Every entry should be reproduced word for word.
◆ ◆ ◆ ◆
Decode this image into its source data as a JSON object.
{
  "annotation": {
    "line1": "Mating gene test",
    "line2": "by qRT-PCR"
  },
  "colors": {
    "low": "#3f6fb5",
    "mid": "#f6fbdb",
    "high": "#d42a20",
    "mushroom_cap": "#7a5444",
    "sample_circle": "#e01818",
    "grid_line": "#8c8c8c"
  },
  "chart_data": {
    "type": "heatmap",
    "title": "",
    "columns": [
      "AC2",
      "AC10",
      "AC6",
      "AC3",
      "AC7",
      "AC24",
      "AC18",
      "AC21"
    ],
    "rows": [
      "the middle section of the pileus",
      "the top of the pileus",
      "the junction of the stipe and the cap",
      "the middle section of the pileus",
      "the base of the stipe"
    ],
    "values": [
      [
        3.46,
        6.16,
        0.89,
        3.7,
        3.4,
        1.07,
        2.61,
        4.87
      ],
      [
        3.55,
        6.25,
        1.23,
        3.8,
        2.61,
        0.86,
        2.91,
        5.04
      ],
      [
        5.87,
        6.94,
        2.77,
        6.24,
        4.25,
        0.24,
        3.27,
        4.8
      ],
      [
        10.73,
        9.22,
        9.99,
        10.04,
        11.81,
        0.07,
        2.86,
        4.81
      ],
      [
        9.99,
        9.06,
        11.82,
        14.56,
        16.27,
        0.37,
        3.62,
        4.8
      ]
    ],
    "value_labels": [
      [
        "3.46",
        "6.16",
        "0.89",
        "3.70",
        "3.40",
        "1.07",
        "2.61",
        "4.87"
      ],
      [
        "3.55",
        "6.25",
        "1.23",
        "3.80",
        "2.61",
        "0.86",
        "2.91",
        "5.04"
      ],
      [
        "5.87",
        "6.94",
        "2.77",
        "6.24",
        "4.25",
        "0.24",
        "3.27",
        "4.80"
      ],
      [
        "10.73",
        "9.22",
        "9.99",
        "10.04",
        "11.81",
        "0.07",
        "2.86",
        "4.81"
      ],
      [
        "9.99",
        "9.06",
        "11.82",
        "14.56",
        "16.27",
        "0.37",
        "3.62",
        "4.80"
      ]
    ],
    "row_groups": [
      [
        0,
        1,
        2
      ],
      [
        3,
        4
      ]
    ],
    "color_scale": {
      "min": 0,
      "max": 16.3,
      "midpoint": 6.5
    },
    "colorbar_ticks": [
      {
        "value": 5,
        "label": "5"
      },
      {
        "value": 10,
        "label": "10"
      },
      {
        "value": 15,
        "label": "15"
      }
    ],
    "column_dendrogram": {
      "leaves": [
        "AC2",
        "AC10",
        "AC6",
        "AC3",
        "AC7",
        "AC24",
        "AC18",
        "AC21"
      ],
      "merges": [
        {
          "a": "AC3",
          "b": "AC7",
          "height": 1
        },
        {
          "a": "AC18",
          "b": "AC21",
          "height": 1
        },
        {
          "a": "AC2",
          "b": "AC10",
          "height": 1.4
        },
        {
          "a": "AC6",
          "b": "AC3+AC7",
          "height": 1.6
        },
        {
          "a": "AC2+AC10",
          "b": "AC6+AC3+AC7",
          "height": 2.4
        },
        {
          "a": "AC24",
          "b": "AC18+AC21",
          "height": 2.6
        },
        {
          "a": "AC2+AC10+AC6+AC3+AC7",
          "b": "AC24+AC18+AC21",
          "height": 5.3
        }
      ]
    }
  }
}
◆ ◆ ◆ ◆
__Output for this exercise__.
Decode this image into its source data as a JSON object.
{
  "annotation": {
    "line1": "Mating gene test",
    "line2": "by qRT-PCR"
  },
  "colors": {
    "low": "#3f6fb5",
    "mid": "#f6fbdb",
    "high": "#d42a20",
    "mushroom_cap": "#7a5444",
    "sample_circle": "#e01818",
    "grid_line": "#8c8c8c"
  },
  "chart_data": {
    "type": "heatmap",
    "title": "",
    "columns": [
      "AC2",
      "AC10",
      "AC6",
      "AC3",
      "AC7",
      "AC24",
      "AC18",
      "AC21"
    ],
    "rows": [
      "the middle section of the pileus",
      "the top of the pileus",
      "the junction of the stipe and the cap",
      "the middle section of the pileus",
      "the base of the stipe"
    ],
    "values": [
      [
        3.46,
        6.16,
        0.89,
        3.7,
        3.4,
        1.07,
        2.61,
        4.87
      ],
      [
        3.55,
        6.25,
        1.23,
        3.8,
        2.61,
        0.86,
        2.91,
        5.04
      ],
      [
        5.87,
        6.94,
        2.77,
        6.24,
        4.25,
        0.24,
        3.27,
        4.8
      ],
      [
        10.73,
        9.22,
        9.99,
        10.04,
        11.81,
        0.07,
        2.86,
        4.81
      ],
      [
        9.99,
        9.06,
        11.82,
        14.56,
        16.27,
        0.37,
        3.62,
        4.8
      ]
    ],
    "value_labels": [
      [
        "3.46",
        "6.16",
        "0.89",
        "3.70",
        "3.40",
        "1.07",
        "2.61",
        "4.87"
      ],
      [
        "3.55",
        "6.25",
        "1.23",
        "3.80",
        "2.61",
        "0.86",
        "2.91",
        "5.04"
      ],
      [
        "5.87",
        "6.94",
        "2.77",
        "6.24",
        "4.25",
        "0.24",
        "3.27",
        "4.80"
      ],
      [
        "10.73",
        "9.22",
        "9.99",
        "10.04",
        "11.81",
        "0.07",
        "2.86",
        "4.81"
      ],
      [
        "9.99",
        "9.06",
        "11.82",
        "14.56",
        "16.27",
        "0.37",
        "3.62",
        "4.80"
      ]
    ],
    "row_groups": [
      [
        0,
        1,
        2
      ],
      [
        3,
        4
      ]
    ],
    "color_scale": {
      "min": 0,
      "max": 16.3,
      "midpoint": 6.5
    },
    "colorbar_ticks": [
      {
        "value": 5,
        "label": "5"
      },
      {
        "value": 10,
        "label": "10"
      },
      {
        "value": 15,
        "label": "15"
      }
    ],
    "column_dendrogram": {
      "leaves": [
        "AC2",
        "AC10",
        "AC6",
        "AC3",
        "AC7",
        "AC24",
        "AC18",
        "AC21"
      ],
      "merges": [
        {
          "a": "AC3",
          "b": "AC7",
          "height": 1
        },
        {
          "a": "AC18",
          "b": "AC21",
          "height": 1
        },
        {
          "a": "AC2",
          "b": "AC10",
          "height": 1.4
        },
        {
          "a": "AC6",
          "b": "AC3+AC7",
          "height": 1.6
        },
        {
          "a": "AC2+AC10",
          "b": "AC6+AC3+AC7",
          "height": 2.4
        },
        {
          "a": "AC24",
          "b": "AC18+AC21",
          "height": 2.6
        },
        {
          "a": "AC2+AC10+AC6+AC3+AC7",
          "b": "AC24+AC18+AC21",
          "height": 5.3
        }
      ]
    }
  }
}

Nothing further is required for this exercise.